**Written instruction:**
Nothing but the lines from the one containing "Output the text content of this document." to the end of the data should be returned, exactly as written; pictures are omitted.

**Data extract:**
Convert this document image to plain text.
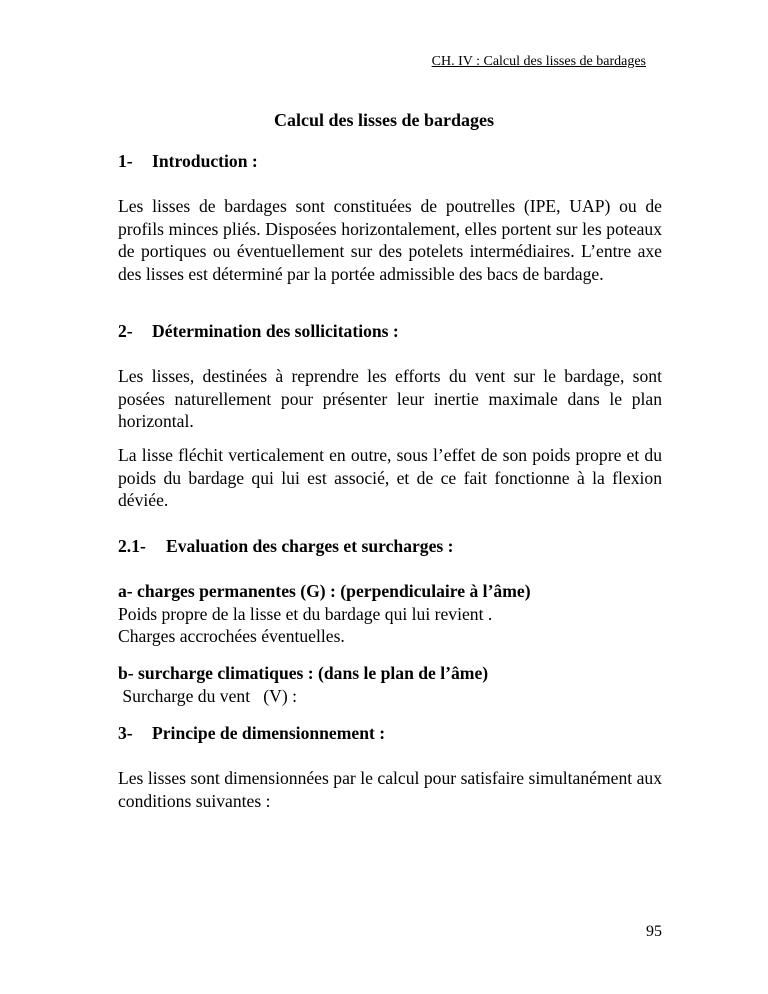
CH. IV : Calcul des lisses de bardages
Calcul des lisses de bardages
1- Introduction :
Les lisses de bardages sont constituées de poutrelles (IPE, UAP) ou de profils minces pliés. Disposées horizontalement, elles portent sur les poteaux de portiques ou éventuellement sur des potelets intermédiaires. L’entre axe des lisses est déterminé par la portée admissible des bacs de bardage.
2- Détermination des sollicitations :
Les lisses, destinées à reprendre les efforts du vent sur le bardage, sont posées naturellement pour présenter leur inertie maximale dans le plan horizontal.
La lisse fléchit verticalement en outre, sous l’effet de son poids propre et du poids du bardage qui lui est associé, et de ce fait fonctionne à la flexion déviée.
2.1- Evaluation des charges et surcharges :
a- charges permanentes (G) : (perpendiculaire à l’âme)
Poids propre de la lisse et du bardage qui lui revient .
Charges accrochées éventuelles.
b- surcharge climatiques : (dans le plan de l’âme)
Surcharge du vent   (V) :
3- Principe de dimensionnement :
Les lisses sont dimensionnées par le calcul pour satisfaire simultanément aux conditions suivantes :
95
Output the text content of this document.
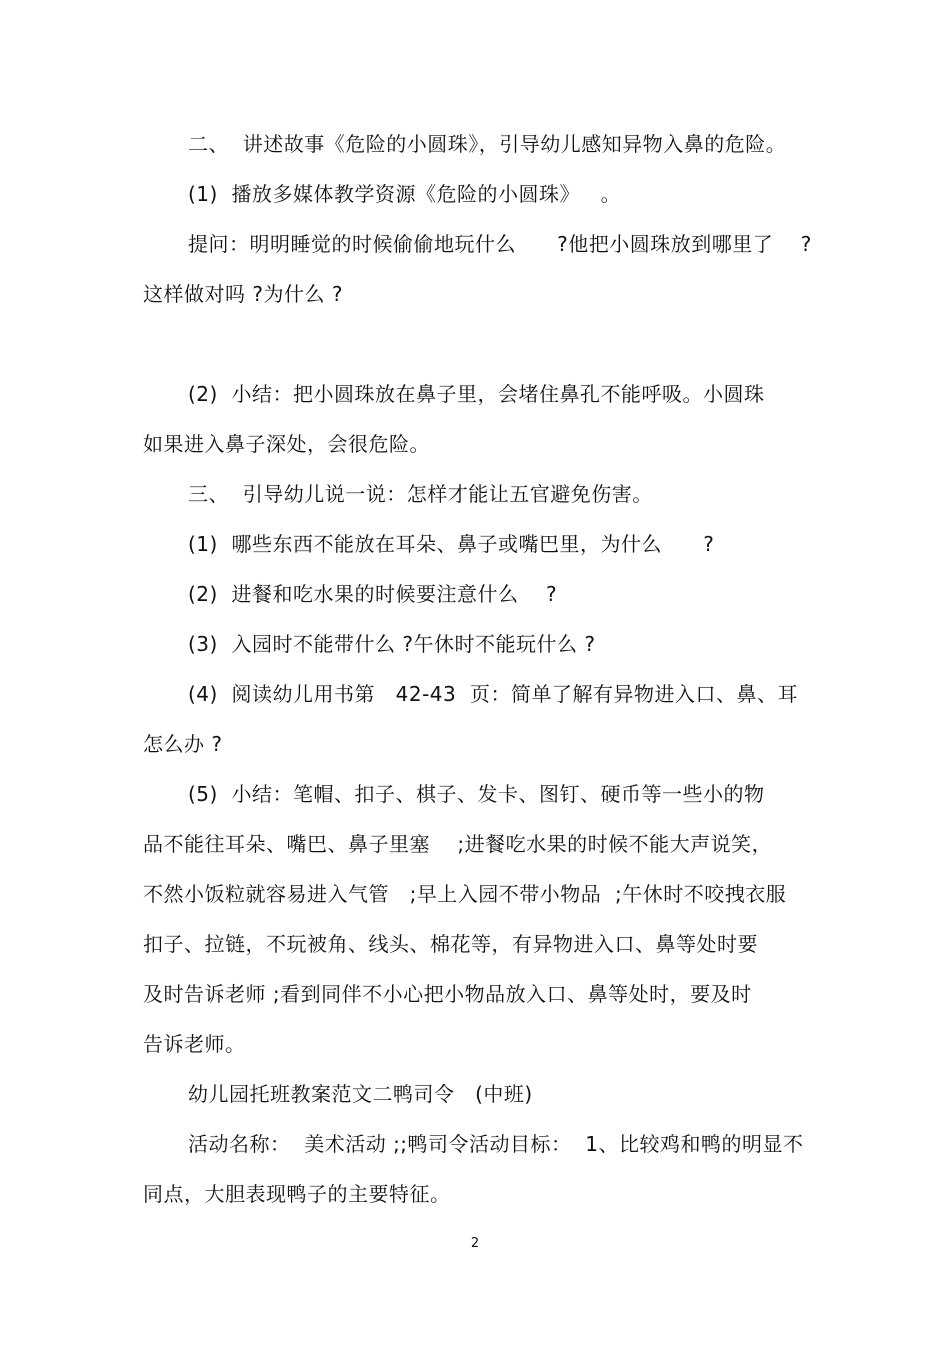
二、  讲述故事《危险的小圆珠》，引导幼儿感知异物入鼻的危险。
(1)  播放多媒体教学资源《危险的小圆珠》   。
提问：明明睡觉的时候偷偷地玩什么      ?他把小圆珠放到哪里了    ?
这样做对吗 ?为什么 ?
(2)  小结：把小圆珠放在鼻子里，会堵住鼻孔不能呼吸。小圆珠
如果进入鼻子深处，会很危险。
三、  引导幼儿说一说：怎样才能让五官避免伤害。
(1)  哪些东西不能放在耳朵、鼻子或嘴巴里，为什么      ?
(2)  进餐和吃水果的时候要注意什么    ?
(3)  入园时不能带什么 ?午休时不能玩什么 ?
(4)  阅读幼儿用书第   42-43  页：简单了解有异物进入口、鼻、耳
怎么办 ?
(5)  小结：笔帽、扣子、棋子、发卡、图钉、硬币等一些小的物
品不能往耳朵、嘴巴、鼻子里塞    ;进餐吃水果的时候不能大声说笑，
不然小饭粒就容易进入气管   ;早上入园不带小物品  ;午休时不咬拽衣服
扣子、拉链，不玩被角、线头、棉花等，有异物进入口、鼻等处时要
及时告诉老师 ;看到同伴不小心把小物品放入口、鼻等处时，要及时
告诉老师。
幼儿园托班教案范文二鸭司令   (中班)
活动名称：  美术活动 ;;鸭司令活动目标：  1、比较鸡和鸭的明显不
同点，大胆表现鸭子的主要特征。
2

**Solved problem:**
Output the text content of this document.
二、  讲述故事《危险的小圆珠》，引导幼儿感知异物入鼻的危险。
(1)  播放多媒体教学资源《危险的小圆珠》   。
提问：明明睡觉的时候偷偷地玩什么      ?他把小圆珠放到哪里了    ?
这样做对吗 ?为什么 ?
(2)  小结：把小圆珠放在鼻子里，会堵住鼻孔不能呼吸。小圆珠
如果进入鼻子深处，会很危险。
三、  引导幼儿说一说：怎样才能让五官避免伤害。
(1)  哪些东西不能放在耳朵、鼻子或嘴巴里，为什么      ?
(2)  进餐和吃水果的时候要注意什么    ?
(3)  入园时不能带什么 ?午休时不能玩什么 ?
(4)  阅读幼儿用书第   42-43  页：简单了解有异物进入口、鼻、耳
怎么办 ?
(5)  小结：笔帽、扣子、棋子、发卡、图钉、硬币等一些小的物
品不能往耳朵、嘴巴、鼻子里塞    ;进餐吃水果的时候不能大声说笑，
不然小饭粒就容易进入气管   ;早上入园不带小物品  ;午休时不咬拽衣服
扣子、拉链，不玩被角、线头、棉花等，有异物进入口、鼻等处时要
及时告诉老师 ;看到同伴不小心把小物品放入口、鼻等处时，要及时
告诉老师。
幼儿园托班教案范文二鸭司令   (中班)
活动名称：  美术活动 ;;鸭司令活动目标：  1、比较鸡和鸭的明显不
同点，大胆表现鸭子的主要特征。
2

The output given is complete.